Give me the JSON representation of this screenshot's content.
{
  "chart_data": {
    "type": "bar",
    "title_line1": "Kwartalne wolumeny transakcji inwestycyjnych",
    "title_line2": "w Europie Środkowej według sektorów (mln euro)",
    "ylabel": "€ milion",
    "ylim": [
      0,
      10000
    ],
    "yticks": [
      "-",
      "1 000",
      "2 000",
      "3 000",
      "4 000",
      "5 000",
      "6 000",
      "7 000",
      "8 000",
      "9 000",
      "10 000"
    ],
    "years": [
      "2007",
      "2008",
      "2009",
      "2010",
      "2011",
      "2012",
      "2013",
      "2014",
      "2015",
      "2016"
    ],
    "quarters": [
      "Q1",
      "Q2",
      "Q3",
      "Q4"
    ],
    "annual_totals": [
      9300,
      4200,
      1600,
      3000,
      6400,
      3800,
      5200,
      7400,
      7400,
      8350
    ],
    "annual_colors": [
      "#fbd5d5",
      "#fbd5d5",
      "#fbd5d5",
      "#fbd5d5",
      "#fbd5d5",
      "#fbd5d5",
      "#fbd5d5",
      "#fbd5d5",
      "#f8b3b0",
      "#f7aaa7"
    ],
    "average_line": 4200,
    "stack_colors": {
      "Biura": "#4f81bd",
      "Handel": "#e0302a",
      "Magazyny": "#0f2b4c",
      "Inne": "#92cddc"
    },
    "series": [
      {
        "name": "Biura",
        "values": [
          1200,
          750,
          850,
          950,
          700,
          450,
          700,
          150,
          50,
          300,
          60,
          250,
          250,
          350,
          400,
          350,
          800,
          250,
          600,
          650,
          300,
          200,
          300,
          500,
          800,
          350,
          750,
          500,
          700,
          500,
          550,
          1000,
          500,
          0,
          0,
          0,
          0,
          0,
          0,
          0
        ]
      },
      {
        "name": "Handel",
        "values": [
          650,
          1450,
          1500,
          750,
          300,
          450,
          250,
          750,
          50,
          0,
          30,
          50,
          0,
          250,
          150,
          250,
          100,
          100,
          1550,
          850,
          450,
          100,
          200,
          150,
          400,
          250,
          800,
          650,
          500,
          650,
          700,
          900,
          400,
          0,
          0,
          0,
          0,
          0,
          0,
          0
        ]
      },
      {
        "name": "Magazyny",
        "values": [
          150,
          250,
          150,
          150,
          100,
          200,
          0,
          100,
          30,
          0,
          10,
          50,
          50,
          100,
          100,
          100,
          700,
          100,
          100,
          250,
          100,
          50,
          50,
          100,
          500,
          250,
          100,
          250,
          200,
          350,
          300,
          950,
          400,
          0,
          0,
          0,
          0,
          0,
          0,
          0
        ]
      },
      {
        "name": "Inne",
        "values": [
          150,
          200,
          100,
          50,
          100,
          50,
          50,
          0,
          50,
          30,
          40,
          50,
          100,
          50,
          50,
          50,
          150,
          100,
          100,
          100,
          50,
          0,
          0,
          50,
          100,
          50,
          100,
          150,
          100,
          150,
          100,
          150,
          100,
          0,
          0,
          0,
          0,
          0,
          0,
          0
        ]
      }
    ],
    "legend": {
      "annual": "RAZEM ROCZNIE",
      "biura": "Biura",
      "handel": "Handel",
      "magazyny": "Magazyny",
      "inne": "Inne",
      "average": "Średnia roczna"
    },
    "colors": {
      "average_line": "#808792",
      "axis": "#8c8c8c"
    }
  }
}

**What you will do**
Repeat every record exactly as written, please.

**Answer to the problem**
Give me the JSON representation of this screenshot's content.
{
  "chart_data": {
    "type": "bar",
    "title_line1": "Kwartalne wolumeny transakcji inwestycyjnych",
    "title_line2": "w Europie Środkowej według sektorów (mln euro)",
    "ylabel": "€ milion",
    "ylim": [
      0,
      10000
    ],
    "yticks": [
      "-",
      "1 000",
      "2 000",
      "3 000",
      "4 000",
      "5 000",
      "6 000",
      "7 000",
      "8 000",
      "9 000",
      "10 000"
    ],
    "years": [
      "2007",
      "2008",
      "2009",
      "2010",
      "2011",
      "2012",
      "2013",
      "2014",
      "2015",
      "2016"
    ],
    "quarters": [
      "Q1",
      "Q2",
      "Q3",
      "Q4"
    ],
    "annual_totals": [
      9300,
      4200,
      1600,
      3000,
      6400,
      3800,
      5200,
      7400,
      7400,
      8350
    ],
    "annual_colors": [
      "#fbd5d5",
      "#fbd5d5",
      "#fbd5d5",
      "#fbd5d5",
      "#fbd5d5",
      "#fbd5d5",
      "#fbd5d5",
      "#fbd5d5",
      "#f8b3b0",
      "#f7aaa7"
    ],
    "average_line": 4200,
    "stack_colors": {
      "Biura": "#4f81bd",
      "Handel": "#e0302a",
      "Magazyny": "#0f2b4c",
      "Inne": "#92cddc"
    },
    "series": [
      {
        "name": "Biura",
        "values": [
          1200,
          750,
          850,
          950,
          700,
          450,
          700,
          150,
          50,
          300,
          60,
          250,
          250,
          350,
          400,
          350,
          800,
          250,
          600,
          650,
          300,
          200,
          300,
          500,
          800,
          350,
          750,
          500,
          700,
          500,
          550,
          1000,
          500,
          0,
          0,
          0,
          0,
          0,
          0,
          0
        ]
      },
      {
        "name": "Handel",
        "values": [
          650,
          1450,
          1500,
          750,
          300,
          450,
          250,
          750,
          50,
          0,
          30,
          50,
          0,
          250,
          150,
          250,
          100,
          100,
          1550,
          850,
          450,
          100,
          200,
          150,
          400,
          250,
          800,
          650,
          500,
          650,
          700,
          900,
          400,
          0,
          0,
          0,
          0,
          0,
          0,
          0
        ]
      },
      {
        "name": "Magazyny",
        "values": [
          150,
          250,
          150,
          150,
          100,
          200,
          0,
          100,
          30,
          0,
          10,
          50,
          50,
          100,
          100,
          100,
          700,
          100,
          100,
          250,
          100,
          50,
          50,
          100,
          500,
          250,
          100,
          250,
          200,
          350,
          300,
          950,
          400,
          0,
          0,
          0,
          0,
          0,
          0,
          0
        ]
      },
      {
        "name": "Inne",
        "values": [
          150,
          200,
          100,
          50,
          100,
          50,
          50,
          0,
          50,
          30,
          40,
          50,
          100,
          50,
          50,
          50,
          150,
          100,
          100,
          100,
          50,
          0,
          0,
          50,
          100,
          50,
          100,
          150,
          100,
          150,
          100,
          150,
          100,
          0,
          0,
          0,
          0,
          0,
          0,
          0
        ]
      }
    ],
    "legend": {
      "annual": "RAZEM ROCZNIE",
      "biura": "Biura",
      "handel": "Handel",
      "magazyny": "Magazyny",
      "inne": "Inne",
      "average": "Średnia roczna"
    },
    "colors": {
      "average_line": "#808792",
      "axis": "#8c8c8c"
    }
  }
}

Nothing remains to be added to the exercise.